Challenge - Collect every line below that contains the word "Daily".

* begin Data section *

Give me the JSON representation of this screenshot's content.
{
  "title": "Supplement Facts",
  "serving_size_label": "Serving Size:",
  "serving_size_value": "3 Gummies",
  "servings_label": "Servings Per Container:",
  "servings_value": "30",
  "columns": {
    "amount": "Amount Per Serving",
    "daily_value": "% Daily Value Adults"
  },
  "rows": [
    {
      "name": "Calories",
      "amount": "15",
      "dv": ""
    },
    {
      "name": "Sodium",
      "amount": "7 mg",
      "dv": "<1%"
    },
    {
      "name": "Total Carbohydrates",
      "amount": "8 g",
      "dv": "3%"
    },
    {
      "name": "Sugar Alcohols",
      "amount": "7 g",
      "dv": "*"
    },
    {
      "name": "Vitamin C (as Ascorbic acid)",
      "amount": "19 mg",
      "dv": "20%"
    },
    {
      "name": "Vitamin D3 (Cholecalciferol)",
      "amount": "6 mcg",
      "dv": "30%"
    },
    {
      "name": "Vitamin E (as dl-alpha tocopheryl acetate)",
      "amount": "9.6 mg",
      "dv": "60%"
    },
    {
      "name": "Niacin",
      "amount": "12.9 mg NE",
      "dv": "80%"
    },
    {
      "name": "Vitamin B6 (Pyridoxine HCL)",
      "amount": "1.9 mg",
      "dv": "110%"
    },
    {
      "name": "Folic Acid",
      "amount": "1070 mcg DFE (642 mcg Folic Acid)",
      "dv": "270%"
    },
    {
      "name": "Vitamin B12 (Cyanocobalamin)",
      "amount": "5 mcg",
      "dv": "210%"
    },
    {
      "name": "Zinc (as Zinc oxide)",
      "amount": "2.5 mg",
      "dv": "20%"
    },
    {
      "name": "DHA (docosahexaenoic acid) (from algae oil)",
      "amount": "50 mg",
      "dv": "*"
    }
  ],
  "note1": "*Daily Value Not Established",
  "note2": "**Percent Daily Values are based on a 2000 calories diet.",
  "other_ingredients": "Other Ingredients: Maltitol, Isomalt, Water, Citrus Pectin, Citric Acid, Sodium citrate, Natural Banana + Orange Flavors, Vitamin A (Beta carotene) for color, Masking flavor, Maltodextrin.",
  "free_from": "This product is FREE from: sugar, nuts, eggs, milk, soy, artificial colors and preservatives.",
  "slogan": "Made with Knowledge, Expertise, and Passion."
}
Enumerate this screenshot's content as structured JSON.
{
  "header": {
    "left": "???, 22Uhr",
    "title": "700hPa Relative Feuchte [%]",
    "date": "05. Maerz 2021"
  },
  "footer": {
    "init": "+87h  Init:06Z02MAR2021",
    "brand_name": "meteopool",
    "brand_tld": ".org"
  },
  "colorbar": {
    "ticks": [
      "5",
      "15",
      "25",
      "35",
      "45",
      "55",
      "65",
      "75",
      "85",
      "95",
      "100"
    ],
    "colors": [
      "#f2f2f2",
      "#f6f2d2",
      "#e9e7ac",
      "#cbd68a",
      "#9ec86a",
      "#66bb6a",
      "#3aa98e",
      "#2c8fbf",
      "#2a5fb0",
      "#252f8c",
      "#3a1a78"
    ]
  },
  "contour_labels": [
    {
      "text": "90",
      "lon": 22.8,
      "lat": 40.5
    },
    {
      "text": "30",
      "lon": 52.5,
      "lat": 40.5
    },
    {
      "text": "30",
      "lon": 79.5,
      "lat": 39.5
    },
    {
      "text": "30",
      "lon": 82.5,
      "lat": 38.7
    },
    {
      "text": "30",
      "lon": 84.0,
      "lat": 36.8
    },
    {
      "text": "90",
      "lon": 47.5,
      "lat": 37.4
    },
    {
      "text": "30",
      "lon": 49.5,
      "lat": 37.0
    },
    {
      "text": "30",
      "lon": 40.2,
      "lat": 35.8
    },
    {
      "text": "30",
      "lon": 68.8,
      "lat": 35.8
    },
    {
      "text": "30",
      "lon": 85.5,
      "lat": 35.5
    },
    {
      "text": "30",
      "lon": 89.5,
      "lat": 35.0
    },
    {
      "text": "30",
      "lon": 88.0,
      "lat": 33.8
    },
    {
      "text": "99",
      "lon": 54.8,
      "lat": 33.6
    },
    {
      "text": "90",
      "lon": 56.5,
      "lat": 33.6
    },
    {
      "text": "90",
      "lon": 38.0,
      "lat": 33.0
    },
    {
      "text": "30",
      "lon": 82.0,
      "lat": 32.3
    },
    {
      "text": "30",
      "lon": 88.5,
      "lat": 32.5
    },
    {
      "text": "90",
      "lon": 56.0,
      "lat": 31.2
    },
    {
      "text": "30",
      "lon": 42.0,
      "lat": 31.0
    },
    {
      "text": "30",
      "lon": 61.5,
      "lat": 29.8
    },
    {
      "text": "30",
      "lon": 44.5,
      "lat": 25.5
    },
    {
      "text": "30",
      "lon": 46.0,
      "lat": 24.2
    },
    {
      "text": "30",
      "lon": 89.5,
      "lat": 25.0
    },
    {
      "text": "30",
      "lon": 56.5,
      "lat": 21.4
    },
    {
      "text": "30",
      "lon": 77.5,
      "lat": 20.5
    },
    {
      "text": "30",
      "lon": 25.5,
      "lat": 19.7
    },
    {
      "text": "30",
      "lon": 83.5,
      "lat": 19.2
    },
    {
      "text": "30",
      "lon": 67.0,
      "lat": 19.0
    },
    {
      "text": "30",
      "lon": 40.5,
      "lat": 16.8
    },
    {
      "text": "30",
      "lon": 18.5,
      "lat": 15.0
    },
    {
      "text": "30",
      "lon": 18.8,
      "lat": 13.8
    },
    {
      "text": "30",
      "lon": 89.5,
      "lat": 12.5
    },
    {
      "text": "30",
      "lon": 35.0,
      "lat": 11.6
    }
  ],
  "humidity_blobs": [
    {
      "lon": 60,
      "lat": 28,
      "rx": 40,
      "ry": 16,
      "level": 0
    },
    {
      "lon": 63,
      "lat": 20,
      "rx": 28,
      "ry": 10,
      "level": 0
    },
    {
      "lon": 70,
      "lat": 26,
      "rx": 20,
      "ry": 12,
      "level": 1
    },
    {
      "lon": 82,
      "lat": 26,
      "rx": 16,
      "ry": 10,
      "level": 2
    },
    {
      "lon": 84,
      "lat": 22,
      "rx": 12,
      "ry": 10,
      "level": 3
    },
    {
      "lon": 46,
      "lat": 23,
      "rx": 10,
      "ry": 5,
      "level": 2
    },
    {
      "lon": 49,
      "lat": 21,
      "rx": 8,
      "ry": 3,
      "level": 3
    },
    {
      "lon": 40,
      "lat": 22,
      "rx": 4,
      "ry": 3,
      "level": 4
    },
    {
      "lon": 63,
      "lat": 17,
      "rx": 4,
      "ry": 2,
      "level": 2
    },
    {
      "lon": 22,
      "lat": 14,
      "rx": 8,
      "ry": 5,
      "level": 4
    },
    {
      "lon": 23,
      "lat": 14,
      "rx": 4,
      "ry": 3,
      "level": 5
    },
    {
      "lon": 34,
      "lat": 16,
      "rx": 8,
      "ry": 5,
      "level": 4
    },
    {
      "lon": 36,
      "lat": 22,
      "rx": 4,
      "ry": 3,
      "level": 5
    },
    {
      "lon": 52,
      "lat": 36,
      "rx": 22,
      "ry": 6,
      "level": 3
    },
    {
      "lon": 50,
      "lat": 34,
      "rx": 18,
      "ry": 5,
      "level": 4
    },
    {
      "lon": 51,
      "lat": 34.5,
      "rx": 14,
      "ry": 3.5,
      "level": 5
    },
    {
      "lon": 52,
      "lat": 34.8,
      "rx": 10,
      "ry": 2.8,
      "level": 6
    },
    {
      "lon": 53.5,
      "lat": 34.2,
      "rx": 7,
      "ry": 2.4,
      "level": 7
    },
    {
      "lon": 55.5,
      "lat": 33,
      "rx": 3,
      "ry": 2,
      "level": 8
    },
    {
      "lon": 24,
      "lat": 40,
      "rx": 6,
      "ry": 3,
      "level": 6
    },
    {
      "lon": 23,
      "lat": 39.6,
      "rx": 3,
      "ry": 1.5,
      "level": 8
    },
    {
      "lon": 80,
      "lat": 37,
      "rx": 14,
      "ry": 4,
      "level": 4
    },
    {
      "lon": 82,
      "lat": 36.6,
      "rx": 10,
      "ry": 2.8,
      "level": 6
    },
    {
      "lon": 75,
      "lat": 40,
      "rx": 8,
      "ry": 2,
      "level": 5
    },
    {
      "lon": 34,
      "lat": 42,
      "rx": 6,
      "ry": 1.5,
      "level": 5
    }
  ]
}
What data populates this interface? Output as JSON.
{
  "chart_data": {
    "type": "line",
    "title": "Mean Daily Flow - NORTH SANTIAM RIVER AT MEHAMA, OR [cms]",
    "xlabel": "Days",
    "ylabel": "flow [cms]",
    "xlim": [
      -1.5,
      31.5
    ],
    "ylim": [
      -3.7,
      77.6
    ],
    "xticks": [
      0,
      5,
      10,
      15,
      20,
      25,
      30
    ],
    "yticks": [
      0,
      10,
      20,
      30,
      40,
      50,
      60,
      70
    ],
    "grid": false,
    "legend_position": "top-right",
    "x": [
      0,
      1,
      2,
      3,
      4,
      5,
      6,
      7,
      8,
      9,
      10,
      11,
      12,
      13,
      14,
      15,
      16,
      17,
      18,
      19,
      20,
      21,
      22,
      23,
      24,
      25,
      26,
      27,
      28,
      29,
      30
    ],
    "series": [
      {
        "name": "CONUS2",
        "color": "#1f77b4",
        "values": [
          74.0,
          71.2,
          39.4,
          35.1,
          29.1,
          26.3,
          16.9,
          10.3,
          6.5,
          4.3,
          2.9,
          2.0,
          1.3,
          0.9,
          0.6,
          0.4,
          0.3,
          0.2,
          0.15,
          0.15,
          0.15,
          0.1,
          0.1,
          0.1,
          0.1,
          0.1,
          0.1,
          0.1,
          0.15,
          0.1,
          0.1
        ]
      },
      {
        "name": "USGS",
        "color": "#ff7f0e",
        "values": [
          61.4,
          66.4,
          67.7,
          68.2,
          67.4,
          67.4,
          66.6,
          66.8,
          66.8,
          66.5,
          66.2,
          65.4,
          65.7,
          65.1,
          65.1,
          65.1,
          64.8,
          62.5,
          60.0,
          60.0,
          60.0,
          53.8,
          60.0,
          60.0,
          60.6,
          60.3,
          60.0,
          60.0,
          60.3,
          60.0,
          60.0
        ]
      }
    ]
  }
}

* end Data section *

Written reply -
    "daily_value": "% Daily Value Adults"
  "note1": "*Daily Value Not Established",
  "note2": "**Percent Daily Values are based on a 2000 calories diet.",
    "title": "Mean Daily Flow - NORTH SANTIAM RIVER AT MEHAMA, OR [cms]",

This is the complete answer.